───── Dataset extract

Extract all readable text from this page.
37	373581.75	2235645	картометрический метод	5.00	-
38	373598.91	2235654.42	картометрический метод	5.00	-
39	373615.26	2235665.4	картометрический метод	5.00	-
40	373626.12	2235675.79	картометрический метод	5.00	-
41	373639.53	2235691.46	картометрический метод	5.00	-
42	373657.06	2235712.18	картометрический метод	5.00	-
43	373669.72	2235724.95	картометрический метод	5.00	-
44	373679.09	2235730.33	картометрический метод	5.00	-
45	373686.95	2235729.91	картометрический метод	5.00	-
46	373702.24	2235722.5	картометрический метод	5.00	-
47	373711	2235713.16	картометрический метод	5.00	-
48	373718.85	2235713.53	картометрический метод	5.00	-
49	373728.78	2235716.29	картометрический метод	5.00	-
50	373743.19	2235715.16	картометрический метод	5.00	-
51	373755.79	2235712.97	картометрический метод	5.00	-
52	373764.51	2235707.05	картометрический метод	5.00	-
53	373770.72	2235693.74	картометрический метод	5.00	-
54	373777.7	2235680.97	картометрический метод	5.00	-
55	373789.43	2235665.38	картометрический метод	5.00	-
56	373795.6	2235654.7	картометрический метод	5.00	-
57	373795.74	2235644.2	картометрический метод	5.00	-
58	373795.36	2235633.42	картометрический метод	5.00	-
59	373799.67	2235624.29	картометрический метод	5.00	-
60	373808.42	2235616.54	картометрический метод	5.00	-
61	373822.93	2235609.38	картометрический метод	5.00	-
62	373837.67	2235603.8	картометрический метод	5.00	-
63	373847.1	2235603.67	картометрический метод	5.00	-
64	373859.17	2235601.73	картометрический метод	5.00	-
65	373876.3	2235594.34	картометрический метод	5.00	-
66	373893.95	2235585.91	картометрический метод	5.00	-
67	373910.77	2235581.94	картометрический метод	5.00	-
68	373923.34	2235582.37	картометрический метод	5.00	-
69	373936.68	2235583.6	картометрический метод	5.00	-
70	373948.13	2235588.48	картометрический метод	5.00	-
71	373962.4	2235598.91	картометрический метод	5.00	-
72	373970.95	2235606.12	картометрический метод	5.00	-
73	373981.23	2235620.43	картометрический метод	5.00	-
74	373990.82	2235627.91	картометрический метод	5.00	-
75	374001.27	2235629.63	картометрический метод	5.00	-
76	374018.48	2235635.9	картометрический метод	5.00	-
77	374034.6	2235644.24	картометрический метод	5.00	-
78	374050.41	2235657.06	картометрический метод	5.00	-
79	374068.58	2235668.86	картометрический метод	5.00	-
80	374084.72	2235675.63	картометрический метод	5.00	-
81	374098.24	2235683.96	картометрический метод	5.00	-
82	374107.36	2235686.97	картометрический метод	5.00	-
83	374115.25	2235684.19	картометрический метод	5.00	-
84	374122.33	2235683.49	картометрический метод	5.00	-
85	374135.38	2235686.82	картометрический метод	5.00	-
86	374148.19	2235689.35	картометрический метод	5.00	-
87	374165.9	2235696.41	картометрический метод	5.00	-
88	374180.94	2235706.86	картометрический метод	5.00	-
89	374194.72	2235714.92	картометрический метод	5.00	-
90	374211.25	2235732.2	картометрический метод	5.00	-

──────────

• _Objective_
Repeat the listing exactly, from its first line to its last.

• _Task result_
Extract all readable text from this page.
37	373581.75	2235645	картометрический метод	5.00	-
38	373598.91	2235654.42	картометрический метод	5.00	-
39	373615.26	2235665.4	картометрический метод	5.00	-
40	373626.12	2235675.79	картометрический метод	5.00	-
41	373639.53	2235691.46	картометрический метод	5.00	-
42	373657.06	2235712.18	картометрический метод	5.00	-
43	373669.72	2235724.95	картометрический метод	5.00	-
44	373679.09	2235730.33	картометрический метод	5.00	-
45	373686.95	2235729.91	картометрический метод	5.00	-
46	373702.24	2235722.5	картометрический метод	5.00	-
47	373711	2235713.16	картометрический метод	5.00	-
48	373718.85	2235713.53	картометрический метод	5.00	-
49	373728.78	2235716.29	картометрический метод	5.00	-
50	373743.19	2235715.16	картометрический метод	5.00	-
51	373755.79	2235712.97	картометрический метод	5.00	-
52	373764.51	2235707.05	картометрический метод	5.00	-
53	373770.72	2235693.74	картометрический метод	5.00	-
54	373777.7	2235680.97	картометрический метод	5.00	-
55	373789.43	2235665.38	картометрический метод	5.00	-
56	373795.6	2235654.7	картометрический метод	5.00	-
57	373795.74	2235644.2	картометрический метод	5.00	-
58	373795.36	2235633.42	картометрический метод	5.00	-
59	373799.67	2235624.29	картометрический метод	5.00	-
60	373808.42	2235616.54	картометрический метод	5.00	-
61	373822.93	2235609.38	картометрический метод	5.00	-
62	373837.67	2235603.8	картометрический метод	5.00	-
63	373847.1	2235603.67	картометрический метод	5.00	-
64	373859.17	2235601.73	картометрический метод	5.00	-
65	373876.3	2235594.34	картометрический метод	5.00	-
66	373893.95	2235585.91	картометрический метод	5.00	-
67	373910.77	2235581.94	картометрический метод	5.00	-
68	373923.34	2235582.37	картометрический метод	5.00	-
69	373936.68	2235583.6	картометрический метод	5.00	-
70	373948.13	2235588.48	картометрический метод	5.00	-
71	373962.4	2235598.91	картометрический метод	5.00	-
72	373970.95	2235606.12	картометрический метод	5.00	-
73	373981.23	2235620.43	картометрический метод	5.00	-
74	373990.82	2235627.91	картометрический метод	5.00	-
75	374001.27	2235629.63	картометрический метод	5.00	-
76	374018.48	2235635.9	картометрический метод	5.00	-
77	374034.6	2235644.24	картометрический метод	5.00	-
78	374050.41	2235657.06	картометрический метод	5.00	-
79	374068.58	2235668.86	картометрический метод	5.00	-
80	374084.72	2235675.63	картометрический метод	5.00	-
81	374098.24	2235683.96	картометрический метод	5.00	-
82	374107.36	2235686.97	картометрический метод	5.00	-
83	374115.25	2235684.19	картометрический метод	5.00	-
84	374122.33	2235683.49	картометрический метод	5.00	-
85	374135.38	2235686.82	картометрический метод	5.00	-
86	374148.19	2235689.35	картометрический метод	5.00	-
87	374165.9	2235696.41	картометрический метод	5.00	-
88	374180.94	2235706.86	картометрический метод	5.00	-
89	374194.72	2235714.92	картометрический метод	5.00	-
90	374211.25	2235732.2	картометрический метод	5.00	-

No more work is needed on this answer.